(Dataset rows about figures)
★ ★ ★ ★ ★

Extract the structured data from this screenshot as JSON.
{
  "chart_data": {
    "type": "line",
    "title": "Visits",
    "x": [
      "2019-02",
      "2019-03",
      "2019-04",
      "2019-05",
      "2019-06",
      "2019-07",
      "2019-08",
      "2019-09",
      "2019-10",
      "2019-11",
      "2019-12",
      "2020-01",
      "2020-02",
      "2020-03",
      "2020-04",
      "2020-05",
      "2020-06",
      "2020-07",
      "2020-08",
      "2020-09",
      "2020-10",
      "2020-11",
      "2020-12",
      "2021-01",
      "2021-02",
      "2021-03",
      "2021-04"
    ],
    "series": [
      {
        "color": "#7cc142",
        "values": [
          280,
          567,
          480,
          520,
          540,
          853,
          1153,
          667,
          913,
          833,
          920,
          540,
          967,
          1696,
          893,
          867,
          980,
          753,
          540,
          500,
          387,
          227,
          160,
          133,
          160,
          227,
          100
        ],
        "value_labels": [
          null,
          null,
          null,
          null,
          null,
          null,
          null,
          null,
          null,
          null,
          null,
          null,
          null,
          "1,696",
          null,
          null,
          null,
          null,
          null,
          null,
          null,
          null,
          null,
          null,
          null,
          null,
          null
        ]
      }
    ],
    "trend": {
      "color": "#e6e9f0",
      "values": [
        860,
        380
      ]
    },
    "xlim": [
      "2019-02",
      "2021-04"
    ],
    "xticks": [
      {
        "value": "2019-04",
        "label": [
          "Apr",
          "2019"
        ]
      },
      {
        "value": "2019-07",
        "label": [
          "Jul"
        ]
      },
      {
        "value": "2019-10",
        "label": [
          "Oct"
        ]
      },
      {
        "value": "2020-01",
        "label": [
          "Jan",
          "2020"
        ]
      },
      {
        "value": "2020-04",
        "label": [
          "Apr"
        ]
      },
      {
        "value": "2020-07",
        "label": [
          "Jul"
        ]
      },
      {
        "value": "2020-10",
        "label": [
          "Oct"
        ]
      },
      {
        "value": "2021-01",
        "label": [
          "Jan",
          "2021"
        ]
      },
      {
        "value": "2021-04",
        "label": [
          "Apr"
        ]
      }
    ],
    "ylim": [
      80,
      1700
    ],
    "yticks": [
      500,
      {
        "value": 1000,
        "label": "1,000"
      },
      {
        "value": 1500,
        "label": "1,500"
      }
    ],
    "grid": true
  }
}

★ ★ ★ ★ ★

### REQUIRED TASK
Go through the data and return every record exactly.

### THE SOLUTION
Extract the structured data from this screenshot as JSON.
{
  "chart_data": {
    "type": "line",
    "title": "Visits",
    "x": [
      "2019-02",
      "2019-03",
      "2019-04",
      "2019-05",
      "2019-06",
      "2019-07",
      "2019-08",
      "2019-09",
      "2019-10",
      "2019-11",
      "2019-12",
      "2020-01",
      "2020-02",
      "2020-03",
      "2020-04",
      "2020-05",
      "2020-06",
      "2020-07",
      "2020-08",
      "2020-09",
      "2020-10",
      "2020-11",
      "2020-12",
      "2021-01",
      "2021-02",
      "2021-03",
      "2021-04"
    ],
    "series": [
      {
        "color": "#7cc142",
        "values": [
          280,
          567,
          480,
          520,
          540,
          853,
          1153,
          667,
          913,
          833,
          920,
          540,
          967,
          1696,
          893,
          867,
          980,
          753,
          540,
          500,
          387,
          227,
          160,
          133,
          160,
          227,
          100
        ],
        "value_labels": [
          null,
          null,
          null,
          null,
          null,
          null,
          null,
          null,
          null,
          null,
          null,
          null,
          null,
          "1,696",
          null,
          null,
          null,
          null,
          null,
          null,
          null,
          null,
          null,
          null,
          null,
          null,
          null
        ]
      }
    ],
    "trend": {
      "color": "#e6e9f0",
      "values": [
        860,
        380
      ]
    },
    "xlim": [
      "2019-02",
      "2021-04"
    ],
    "xticks": [
      {
        "value": "2019-04",
        "label": [
          "Apr",
          "2019"
        ]
      },
      {
        "value": "2019-07",
        "label": [
          "Jul"
        ]
      },
      {
        "value": "2019-10",
        "label": [
          "Oct"
        ]
      },
      {
        "value": "2020-01",
        "label": [
          "Jan",
          "2020"
        ]
      },
      {
        "value": "2020-04",
        "label": [
          "Apr"
        ]
      },
      {
        "value": "2020-07",
        "label": [
          "Jul"
        ]
      },
      {
        "value": "2020-10",
        "label": [
          "Oct"
        ]
      },
      {
        "value": "2021-01",
        "label": [
          "Jan",
          "2021"
        ]
      },
      {
        "value": "2021-04",
        "label": [
          "Apr"
        ]
      }
    ],
    "ylim": [
      80,
      1700
    ],
    "yticks": [
      500,
      {
        "value": 1000,
        "label": "1,000"
      },
      {
        "value": 1500,
        "label": "1,500"
      }
    ],
    "grid": true
  }
}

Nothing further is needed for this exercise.